[Region boundary data]
▬▬▬▬▬▬
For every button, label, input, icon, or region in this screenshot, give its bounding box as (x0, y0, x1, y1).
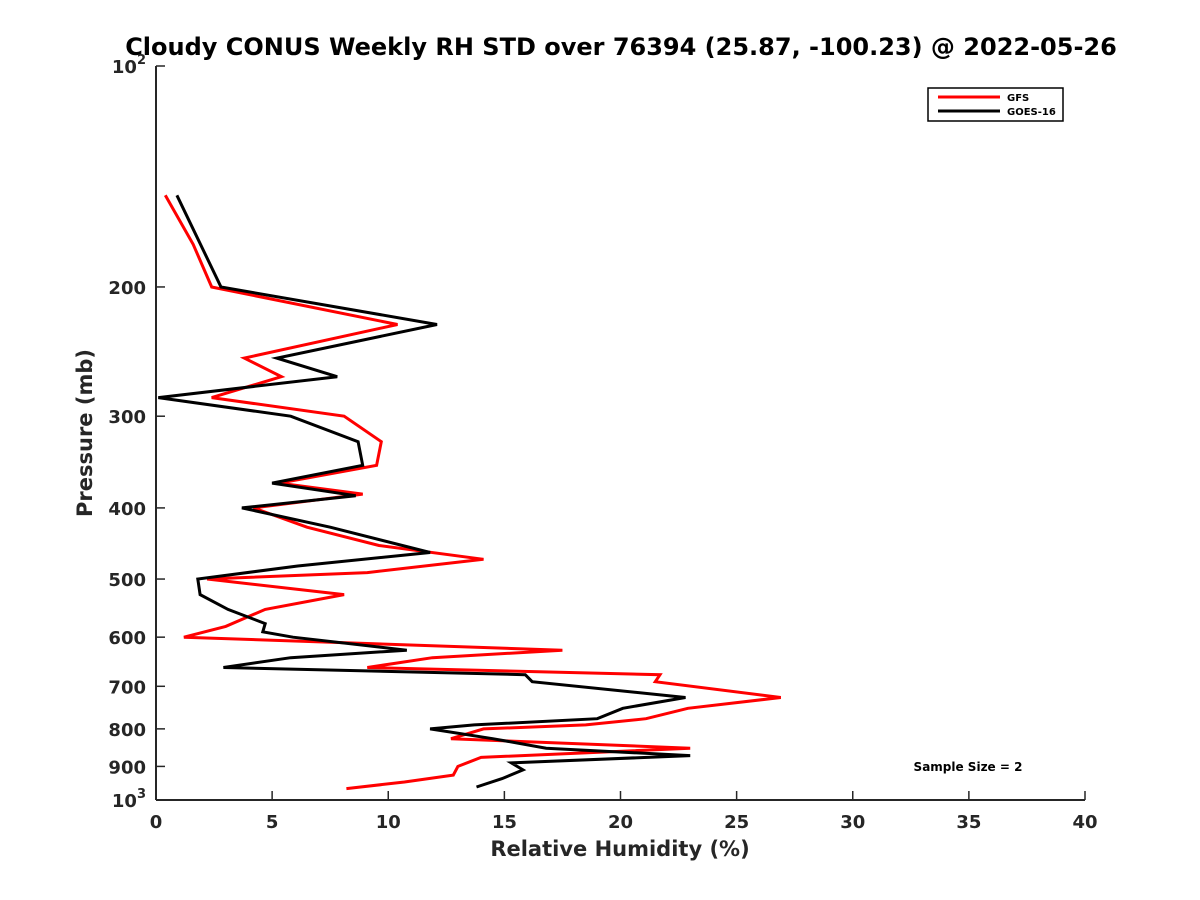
x-tick-label: 40 (1072, 812, 1097, 833)
x-tick-label: 30 (840, 812, 865, 833)
x-axis-label: Relative Humidity (%) (490, 837, 749, 861)
series-line-gfs (163, 194, 781, 791)
x-tick-label: 25 (724, 812, 749, 833)
y-tick-label: 300 (108, 407, 146, 428)
x-tick-label: 5 (266, 812, 279, 833)
y-tick-label: 900 (108, 757, 146, 778)
legend-entry-label: GFS (1007, 93, 1029, 104)
x-tick-label: 0 (150, 812, 163, 833)
y-tick-label: 500 (108, 570, 146, 591)
y-tick-label: 102 (112, 53, 146, 78)
y-tick-label: 600 (108, 628, 146, 649)
y-tick-label: 103 (112, 787, 146, 812)
x-tick-label: 10 (376, 812, 401, 833)
series-layer (158, 194, 781, 791)
legend-box (927, 87, 1064, 122)
y-tick-label: 200 (108, 278, 146, 299)
y-tick-label: 700 (108, 677, 146, 698)
x-tick-label: 15 (492, 812, 517, 833)
x-tick-label: 35 (956, 812, 981, 833)
y-axis-ticks: 102 200 300 400 500 600 700 800 900 103 (108, 53, 165, 812)
legend-entry-label: GOES-16 (1007, 107, 1056, 118)
y-axis-label: Pressure (mb) (73, 349, 97, 517)
legend: GFS GOES-16 (927, 87, 1064, 122)
y-tick-label: 400 (108, 499, 146, 520)
x-tick-label: 20 (608, 812, 633, 833)
x-axis-ticks: 0 5 10 15 20 25 30 35 40 (150, 791, 1098, 833)
chart-title: Cloudy CONUS Weekly RH STD over 76394 (2… (125, 33, 1117, 61)
series-line-goes-16 (158, 194, 691, 789)
y-tick-label: 800 (108, 720, 146, 741)
plot-area: 0 5 10 15 20 25 30 35 40 102 200 300 400 500 600 700 80… (108, 53, 1097, 833)
sample-size-annotation: Sample Size = 2 (914, 760, 1023, 774)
▬▬▬▬▬▬
## What the task asks
Can you arrange everything from the line containing "x-tick-label: 40 (1072, 812, 1097, 833)" down through the end of the items as a Markdown table with the columns Row and Line, leaving out blank lines?

## Answer to the task
| Row | Line |
|---|---|
| 1 | x-tick-label: 40 (1072, 812, 1097, 833) |
| 2 | x-tick-label: 30 (840, 812, 865, 833) |
| 3 | x-axis-label: Relative Humidity (%) (490, 837, 749, 861) |
| 4 | series-line-gfs (163, 194, 781, 791) |
| 5 | x-tick-label: 25 (724, 812, 749, 833) |
| 6 | y-tick-label: 300 (108, 407, 146, 428) |
| 7 | x-tick-label: 5 (266, 812, 279, 833) |
| 8 | y-tick-label: 900 (108, 757, 146, 778) |
| 9 | legend-entry-label: GFS (1007, 93, 1029, 104) |
| 10 | x-tick-label: 0 (150, 812, 163, 833) |
| 11 | y-tick-label: 500 (108, 570, 146, 591) |
| 12 | y-tick-label: 102 (112, 53, 146, 78) |
| 13 | y-tick-label: 600 (108, 628, 146, 649) |
| 14 | y-tick-label: 103 (112, 787, 146, 812) |
| 15 | x-tick-label: 10 (376, 812, 401, 833) |
| 16 | series-layer (158, 194, 781, 791) |
| 17 | legend-box (927, 87, 1064, 122) |
| 18 | y-tick-label: 200 (108, 278, 146, 299) |
| 19 | y-tick-label: 700 (108, 677, 146, 698) |
| 20 | x-tick-label: 15 (492, 812, 517, 833) |
| 21 | x-tick-label: 35 (956, 812, 981, 833) |
| 22 | y-axis-ticks: 102 200 300 400 500 600 700 800 900 103 (108, 53, 165, 812) |
| 23 | legend-entry-label: GOES-16 (1007, 107, 1056, 118) |
| 24 | y-axis-label: Pressure (mb) (73, 349, 97, 517) |
| 25 | legend: GFS GOES-16 (927, 87, 1064, 122) |
| 26 | y-tick-label: 400 (108, 499, 146, 520) |
| 27 | x-tick-label: 20 (608, 812, 633, 833) |
| 28 | x-axis-ticks: 0 5 10 15 20 25 30 35 40 (150, 791, 1098, 833) |
| 29 | chart-title: Cloudy CONUS Weekly RH STD over 76394 (2… (125, 33, 1117, 61) |
| 30 | series-line-goes-16 (158, 194, 691, 789) |
| 31 | y-tick-label: 800 (108, 720, 146, 741) |
| 32 | plot-area: 0 5 10 15 20 25 30 35 40 102 200 300 400 500 600 700 80… (108, 53, 1097, 833) |
| 33 | sample-size-annotation: Sample Size = 2 (914, 760, 1023, 774) |